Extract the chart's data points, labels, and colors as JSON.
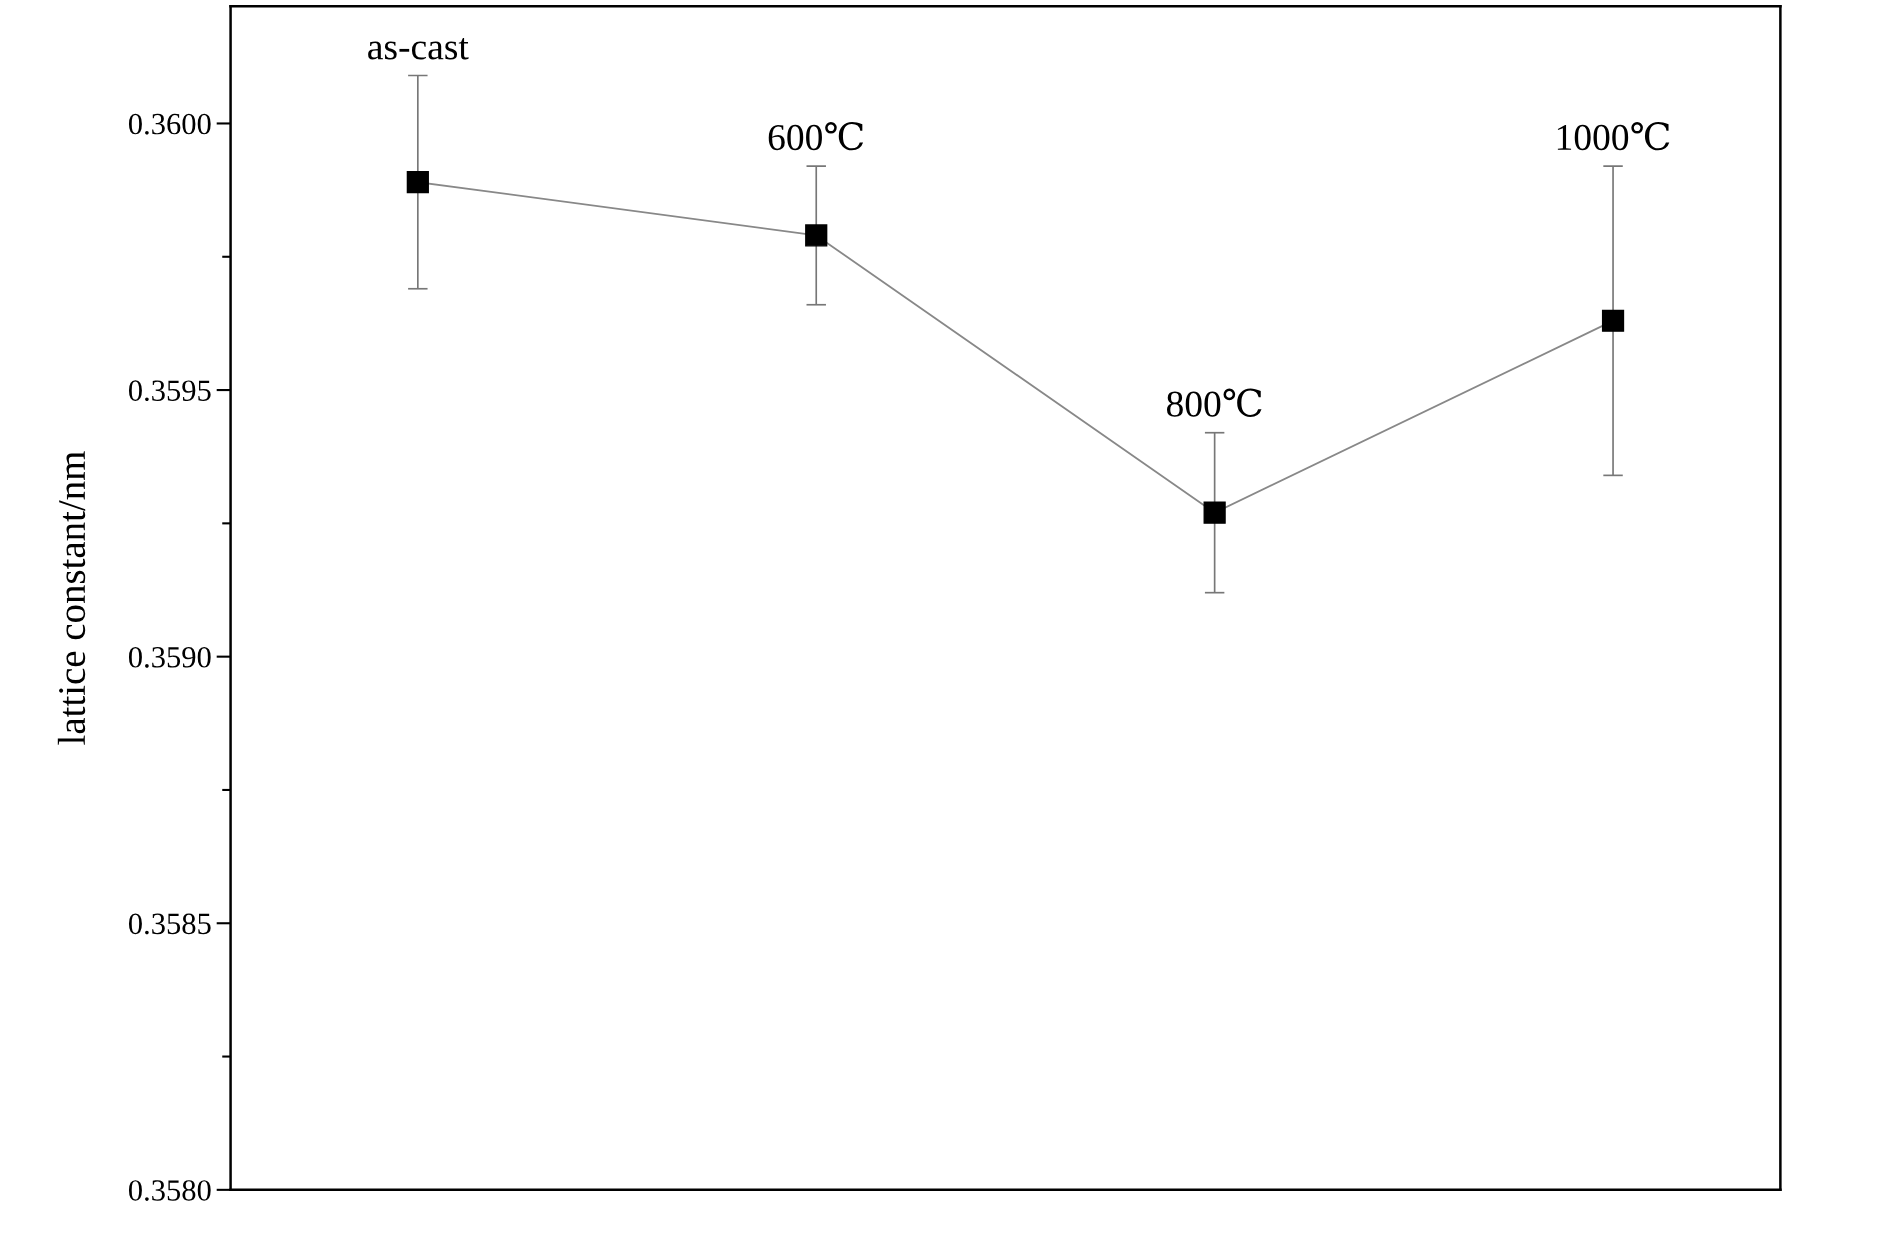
{
  "chart_data": {
    "type": "line",
    "ylabel": "lattice constant/nm",
    "categories": [
      "as-cast",
      "600℃",
      "800℃",
      "1000℃"
    ],
    "series": [
      {
        "color": "#000000",
        "values": [
          0.35989,
          0.35979,
          0.35927,
          0.35963
        ],
        "errors": [
          0.0002,
          0.00013,
          0.00015,
          0.00029
        ]
      }
    ],
    "ylim": [
      0.358,
      0.36022
    ],
    "yticks": [
      {
        "value": 0.358,
        "label": "0.3580"
      },
      {
        "value": 0.3585,
        "label": "0.3585"
      },
      {
        "value": 0.359,
        "label": "0.3590"
      },
      {
        "value": 0.3595,
        "label": "0.3595"
      },
      {
        "value": 0.36,
        "label": "0.3600"
      }
    ],
    "tick_labels": "y",
    "marker": "square",
    "line_style": "solid",
    "grid": false,
    "legend": false
  }
}
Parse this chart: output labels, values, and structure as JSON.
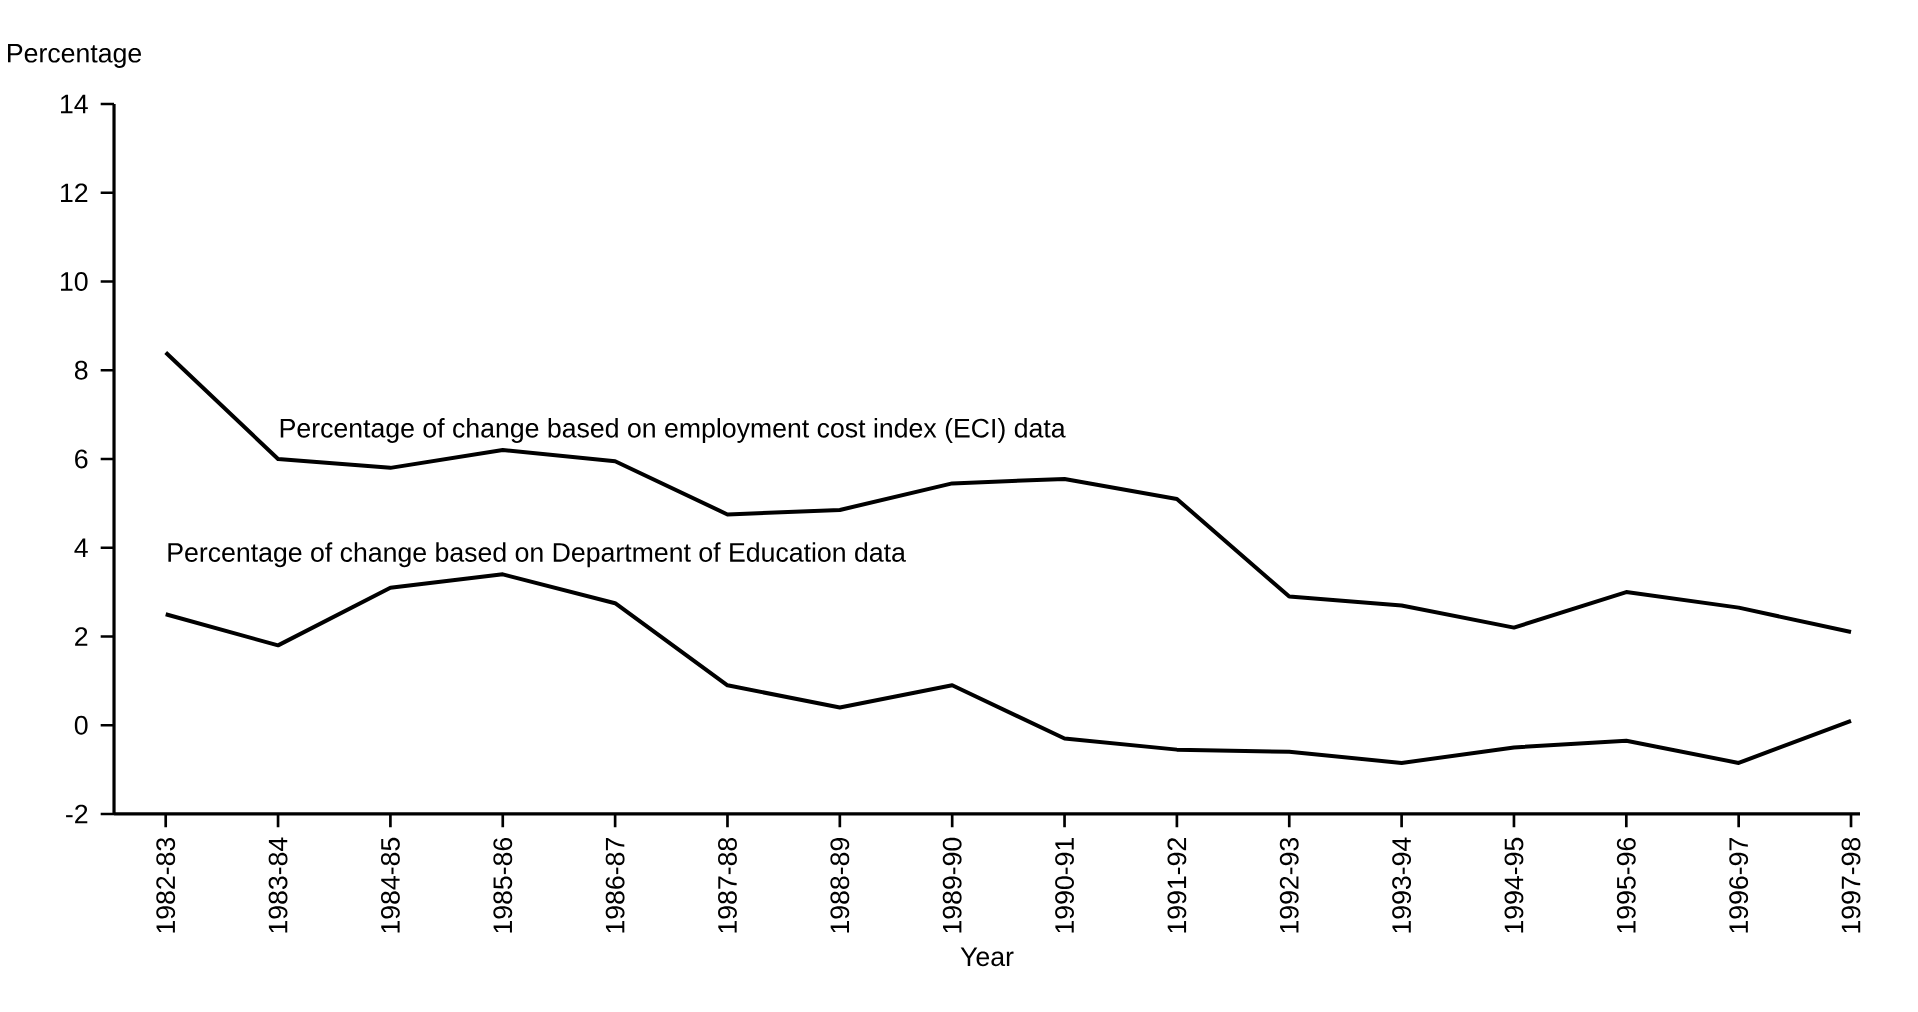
{
  "chart_data": {
    "type": "line",
    "xlabel": "Year",
    "ylabel": "Percentage",
    "categories": [
      "1982-83",
      "1983-84",
      "1984-85",
      "1985-86",
      "1986-87",
      "1987-88",
      "1988-89",
      "1989-90",
      "1990-91",
      "1991-92",
      "1992-93",
      "1993-94",
      "1994-95",
      "1995-96",
      "1996-97",
      "1997-98"
    ],
    "ylim": [
      -2,
      14
    ],
    "yticks": [
      -2,
      0,
      2,
      4,
      6,
      8,
      10,
      12,
      14
    ],
    "grid": false,
    "legend": false,
    "line_style": "solid",
    "marker": "none",
    "series": [
      {
        "name": "Percentage of change based on employment cost index (ECI) data",
        "color": "#000000",
        "values": [
          8.4,
          6.0,
          5.8,
          6.2,
          5.95,
          4.75,
          4.85,
          5.45,
          5.55,
          5.1,
          2.9,
          2.7,
          2.2,
          3.0,
          2.65,
          2.1
        ]
      },
      {
        "name": "Percentage of change based on Department of Education data",
        "color": "#000000",
        "values": [
          2.5,
          1.8,
          3.1,
          3.4,
          2.75,
          0.9,
          0.4,
          0.9,
          -0.3,
          -0.55,
          -0.6,
          -0.85,
          -0.5,
          -0.35,
          -0.85,
          0.1
        ]
      }
    ]
  }
}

Set task →
Without the images, write out each line of the data verbatim.

Complete answer →
Extract the chart's data points, labels, and colors as JSON.
{
  "chart_data": {
    "type": "line",
    "ylabel": "lattice constant/nm",
    "categories": [
      "as-cast",
      "600℃",
      "800℃",
      "1000℃"
    ],
    "series": [
      {
        "color": "#000000",
        "values": [
          0.35989,
          0.35979,
          0.35927,
          0.35963
        ],
        "errors": [
          0.0002,
          0.00013,
          0.00015,
          0.00029
        ]
      }
    ],
    "ylim": [
      0.358,
      0.36022
    ],
    "yticks": [
      {
        "value": 0.358,
        "label": "0.3580"
      },
      {
        "value": 0.3585,
        "label": "0.3585"
      },
      {
        "value": 0.359,
        "label": "0.3590"
      },
      {
        "value": 0.3595,
        "label": "0.3595"
      },
      {
        "value": 0.36,
        "label": "0.3600"
      }
    ],
    "tick_labels": "y",
    "marker": "square",
    "line_style": "solid",
    "grid": false,
    "legend": false
  }
}
Parse this chart: output labels, values, and structure as JSON.
{
  "chart_data": {
    "type": "line",
    "xlabel": "Year",
    "ylabel": "Percentage",
    "categories": [
      "1982-83",
      "1983-84",
      "1984-85",
      "1985-86",
      "1986-87",
      "1987-88",
      "1988-89",
      "1989-90",
      "1990-91",
      "1991-92",
      "1992-93",
      "1993-94",
      "1994-95",
      "1995-96",
      "1996-97",
      "1997-98"
    ],
    "ylim": [
      -2,
      14
    ],
    "yticks": [
      -2,
      0,
      2,
      4,
      6,
      8,
      10,
      12,
      14
    ],
    "grid": false,
    "legend": false,
    "line_style": "solid",
    "marker": "none",
    "series": [
      {
        "name": "Percentage of change based on employment cost index (ECI) data",
        "color": "#000000",
        "values": [
          8.4,
          6.0,
          5.8,
          6.2,
          5.95,
          4.75,
          4.85,
          5.45,
          5.55,
          5.1,
          2.9,
          2.7,
          2.2,
          3.0,
          2.65,
          2.1
        ]
      },
      {
        "name": "Percentage of change based on Department of Education data",
        "color": "#000000",
        "values": [
          2.5,
          1.8,
          3.1,
          3.4,
          2.75,
          0.9,
          0.4,
          0.9,
          -0.3,
          -0.55,
          -0.6,
          -0.85,
          -0.5,
          -0.35,
          -0.85,
          0.1
        ]
      }
    ]
  }
}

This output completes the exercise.